(Figure dataset records)
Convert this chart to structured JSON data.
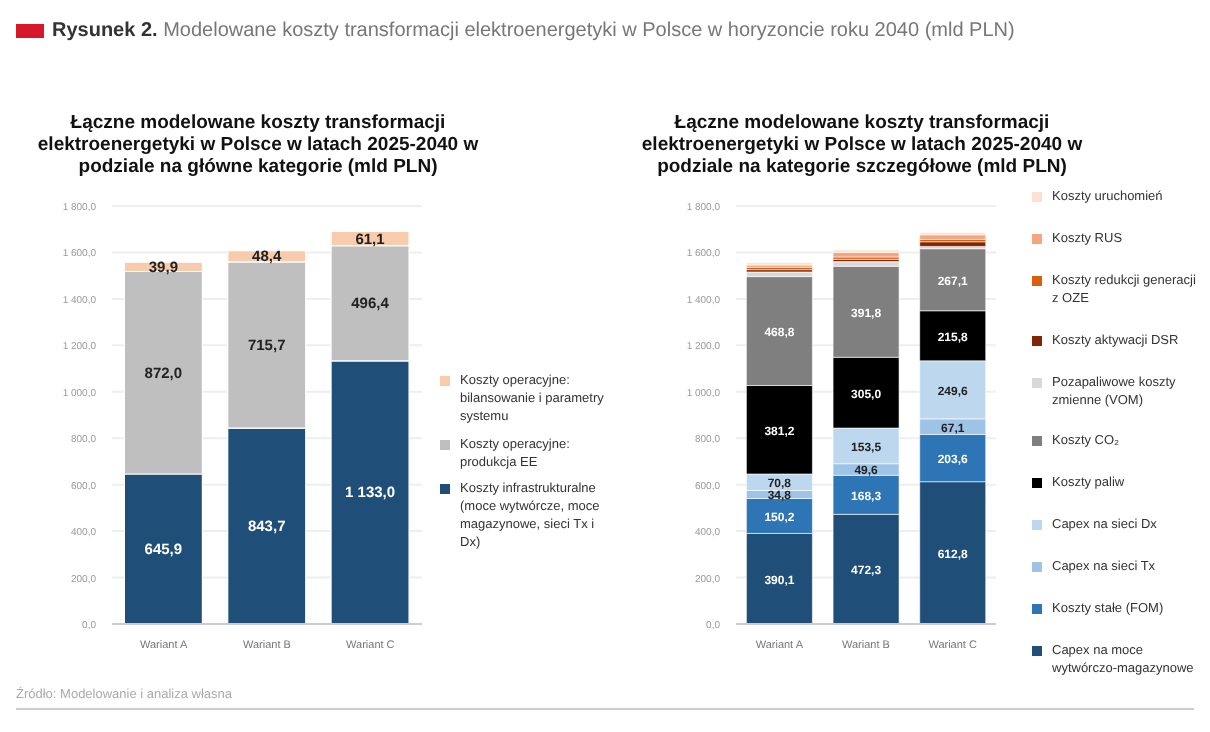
{
  "chart_data": [
    {
      "type": "bar",
      "stacked": true,
      "title": "Łączne modelowane koszty transformacji elektroenergetyki w Polsce w latach 2025-2040 w podziale na główne kategorie (mld PLN)",
      "annotations": [
        "Rysunek 2. Modelowane koszty transformacji elektroenergetyki w Polsce w horyzoncie roku 2040 (mld PLN)",
        "Źródło: Modelowanie i analiza własna"
      ],
      "categories": [
        "Wariant A",
        "Wariant B",
        "Wariant C"
      ],
      "series": [
        {
          "name": "Koszty infrastrukturalne (moce wytwórcze, moce magazynowe, sieci Tx i Dx)",
          "color": "#1f4e79",
          "values": [
            645.9,
            843.7,
            1133.0
          ],
          "value_labels": [
            "645,9",
            "843,7",
            "1 133,0"
          ]
        },
        {
          "name": "Koszty operacyjne: produkcja EE",
          "color": "#bfbfbf",
          "values": [
            872.0,
            715.7,
            496.4
          ],
          "value_labels": [
            "872,0",
            "715,7",
            "496,4"
          ]
        },
        {
          "name": "Koszty operacyjne: bilansowanie i parametry systemu",
          "color": "#f8cbad",
          "values": [
            39.9,
            48.4,
            61.1
          ],
          "value_labels": [
            "39,9",
            "48,4",
            "61,1"
          ]
        }
      ],
      "ylim": [
        0,
        1800
      ],
      "yticks": [
        {
          "value": 0,
          "label": "0,0"
        },
        {
          "value": 200,
          "label": "200,0"
        },
        {
          "value": 400,
          "label": "400,0"
        },
        {
          "value": 600,
          "label": "600,0"
        },
        {
          "value": 800,
          "label": "800,0"
        },
        {
          "value": 1000,
          "label": "1 000,0"
        },
        {
          "value": 1200,
          "label": "1 200,0"
        },
        {
          "value": 1400,
          "label": "1 400,0"
        },
        {
          "value": 1600,
          "label": "1 600,0"
        },
        {
          "value": 1800,
          "label": "1 800,0"
        }
      ],
      "grid": "y",
      "legend": "right"
    },
    {
      "type": "bar",
      "stacked": true,
      "title": "Łączne modelowane koszty transformacji elektroenergetyki w Polsce w latach 2025-2040 w podziale na kategorie szczegółowe (mld PLN)",
      "categories": [
        "Wariant A",
        "Wariant B",
        "Wariant C"
      ],
      "series": [
        {
          "name": "Capex na moce wytwórczo-magazynowe",
          "color": "#1f4e79",
          "values": [
            390.1,
            472.3,
            612.8
          ],
          "value_labels": [
            "390,1",
            "472,3",
            "612,8"
          ]
        },
        {
          "name": "Koszty stałe (FOM)",
          "color": "#2e75b6",
          "values": [
            150.2,
            168.3,
            203.6
          ],
          "value_labels": [
            "150,2",
            "168,3",
            "203,6"
          ]
        },
        {
          "name": "Capex na sieci Tx",
          "color": "#9dc3e6",
          "values": [
            34.8,
            49.6,
            67.1
          ],
          "value_labels": [
            "34,8",
            "49,6",
            "67,1"
          ]
        },
        {
          "name": "Capex na sieci Dx",
          "color": "#bdd7ee",
          "values": [
            70.8,
            153.5,
            249.6
          ],
          "value_labels": [
            "70,8",
            "153,5",
            "249,6"
          ]
        },
        {
          "name": "Koszty paliw",
          "color": "#000000",
          "values": [
            381.2,
            305.0,
            215.8
          ],
          "value_labels": [
            "381,2",
            "305,0",
            "215,8"
          ]
        },
        {
          "name": "Koszty CO₂",
          "color": "#7f7f7f",
          "values": [
            468.8,
            391.8,
            267.1
          ],
          "value_labels": [
            "468,8",
            "391,8",
            "267,1"
          ]
        },
        {
          "name": "Pozapaliwowe koszty zmienne (VOM)",
          "color": "#d9d9d9",
          "values": [
            20,
            20,
            10
          ],
          "value_labels": [
            null,
            null,
            null
          ]
        },
        {
          "name": "Koszty aktywacji DSR",
          "color": "#7f2704",
          "values": [
            10,
            10,
            20
          ],
          "value_labels": [
            null,
            null,
            null
          ]
        },
        {
          "name": "Koszty redukcji generacji z OZE",
          "color": "#d95f0e",
          "values": [
            10,
            10,
            10
          ],
          "value_labels": [
            null,
            null,
            null
          ]
        },
        {
          "name": "Koszty RUS",
          "color": "#f4a582",
          "values": [
            10,
            20,
            20
          ],
          "value_labels": [
            null,
            null,
            null
          ]
        },
        {
          "name": "Koszty uruchomień",
          "color": "#fde0d0",
          "values": [
            10,
            10,
            10
          ],
          "value_labels": [
            null,
            null,
            null
          ]
        }
      ],
      "ylim": [
        0,
        1800
      ],
      "yticks": [
        {
          "value": 0,
          "label": "0,0"
        },
        {
          "value": 200,
          "label": "200,0"
        },
        {
          "value": 400,
          "label": "400,0"
        },
        {
          "value": 600,
          "label": "600,0"
        },
        {
          "value": 800,
          "label": "800,0"
        },
        {
          "value": 1000,
          "label": "1 000,0"
        },
        {
          "value": 1200,
          "label": "1 200,0"
        },
        {
          "value": 1400,
          "label": "1 400,0"
        },
        {
          "value": 1600,
          "label": "1 600,0"
        },
        {
          "value": 1800,
          "label": "1 800,0"
        }
      ],
      "grid": "y",
      "legend": "right"
    }
  ]
}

- Aim
Where a line in the material above holds "Capex", copy that line.

- Task output
          "name": "Capex na moce wytwórczo-magazynowe",
          "name": "Capex na sieci Tx",
          "name": "Capex na sieci Dx",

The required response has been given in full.